> **JOB**: Reproduce the entire listing word for word.

[A block of data]
────────────────────

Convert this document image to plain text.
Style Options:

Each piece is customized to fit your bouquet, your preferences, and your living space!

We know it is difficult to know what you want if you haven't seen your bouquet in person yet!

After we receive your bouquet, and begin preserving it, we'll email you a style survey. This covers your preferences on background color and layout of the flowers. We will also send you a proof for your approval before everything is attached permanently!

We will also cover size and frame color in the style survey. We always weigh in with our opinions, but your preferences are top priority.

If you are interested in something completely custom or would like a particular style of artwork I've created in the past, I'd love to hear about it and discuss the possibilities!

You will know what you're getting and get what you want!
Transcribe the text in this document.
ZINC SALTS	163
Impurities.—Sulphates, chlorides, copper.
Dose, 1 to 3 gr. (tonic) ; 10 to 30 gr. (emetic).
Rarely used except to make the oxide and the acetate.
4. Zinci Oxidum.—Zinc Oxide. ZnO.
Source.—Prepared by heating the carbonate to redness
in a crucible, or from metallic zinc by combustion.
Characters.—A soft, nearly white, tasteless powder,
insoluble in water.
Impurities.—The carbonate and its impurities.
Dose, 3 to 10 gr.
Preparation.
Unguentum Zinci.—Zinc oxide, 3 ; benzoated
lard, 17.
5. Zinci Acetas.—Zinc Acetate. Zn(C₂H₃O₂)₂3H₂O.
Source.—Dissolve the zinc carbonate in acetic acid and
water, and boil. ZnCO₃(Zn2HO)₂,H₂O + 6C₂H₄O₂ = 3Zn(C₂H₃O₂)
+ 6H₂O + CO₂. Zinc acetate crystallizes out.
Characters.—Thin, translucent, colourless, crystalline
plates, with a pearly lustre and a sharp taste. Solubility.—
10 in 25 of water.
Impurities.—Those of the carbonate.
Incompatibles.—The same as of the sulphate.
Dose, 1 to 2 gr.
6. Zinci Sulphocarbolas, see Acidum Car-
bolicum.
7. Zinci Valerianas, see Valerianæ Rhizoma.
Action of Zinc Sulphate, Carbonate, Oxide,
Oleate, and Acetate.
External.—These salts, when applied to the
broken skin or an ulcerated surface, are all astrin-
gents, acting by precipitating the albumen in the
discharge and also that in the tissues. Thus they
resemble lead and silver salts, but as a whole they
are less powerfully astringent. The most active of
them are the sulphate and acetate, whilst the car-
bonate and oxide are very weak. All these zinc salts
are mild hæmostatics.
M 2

────────────────────

> **ANSWER**:
Convert this document image to plain text.
Style Options:

Each piece is customized to fit your bouquet, your preferences, and your living space!

We know it is difficult to know what you want if you haven't seen your bouquet in person yet!

After we receive your bouquet, and begin preserving it, we'll email you a style survey. This covers your preferences on background color and layout of the flowers. We will also send you a proof for your approval before everything is attached permanently!

We will also cover size and frame color in the style survey. We always weigh in with our opinions, but your preferences are top priority.

If you are interested in something completely custom or would like a particular style of artwork I've created in the past, I'd love to hear about it and discuss the possibilities!

You will know what you're getting and get what you want!
Transcribe the text in this document.
ZINC SALTS	163
Impurities.—Sulphates, chlorides, copper.
Dose, 1 to 3 gr. (tonic) ; 10 to 30 gr. (emetic).
Rarely used except to make the oxide and the acetate.
4. Zinci Oxidum.—Zinc Oxide. ZnO.
Source.—Prepared by heating the carbonate to redness
in a crucible, or from metallic zinc by combustion.
Characters.—A soft, nearly white, tasteless powder,
insoluble in water.
Impurities.—The carbonate and its impurities.
Dose, 3 to 10 gr.
Preparation.
Unguentum Zinci.—Zinc oxide, 3 ; benzoated
lard, 17.
5. Zinci Acetas.—Zinc Acetate. Zn(C₂H₃O₂)₂3H₂O.
Source.—Dissolve the zinc carbonate in acetic acid and
water, and boil. ZnCO₃(Zn2HO)₂,H₂O + 6C₂H₄O₂ = 3Zn(C₂H₃O₂)
+ 6H₂O + CO₂. Zinc acetate crystallizes out.
Characters.—Thin, translucent, colourless, crystalline
plates, with a pearly lustre and a sharp taste. Solubility.—
10 in 25 of water.
Impurities.—Those of the carbonate.
Incompatibles.—The same as of the sulphate.
Dose, 1 to 2 gr.
6. Zinci Sulphocarbolas, see Acidum Car-
bolicum.
7. Zinci Valerianas, see Valerianæ Rhizoma.
Action of Zinc Sulphate, Carbonate, Oxide,
Oleate, and Acetate.
External.—These salts, when applied to the
broken skin or an ulcerated surface, are all astrin-
gents, acting by precipitating the albumen in the
discharge and also that in the tissues. Thus they
resemble lead and silver salts, but as a whole they
are less powerfully astringent. The most active of
them are the sulphate and acetate, whilst the car-
bonate and oxide are very weak. All these zinc salts
are mild hæmostatics.
M 2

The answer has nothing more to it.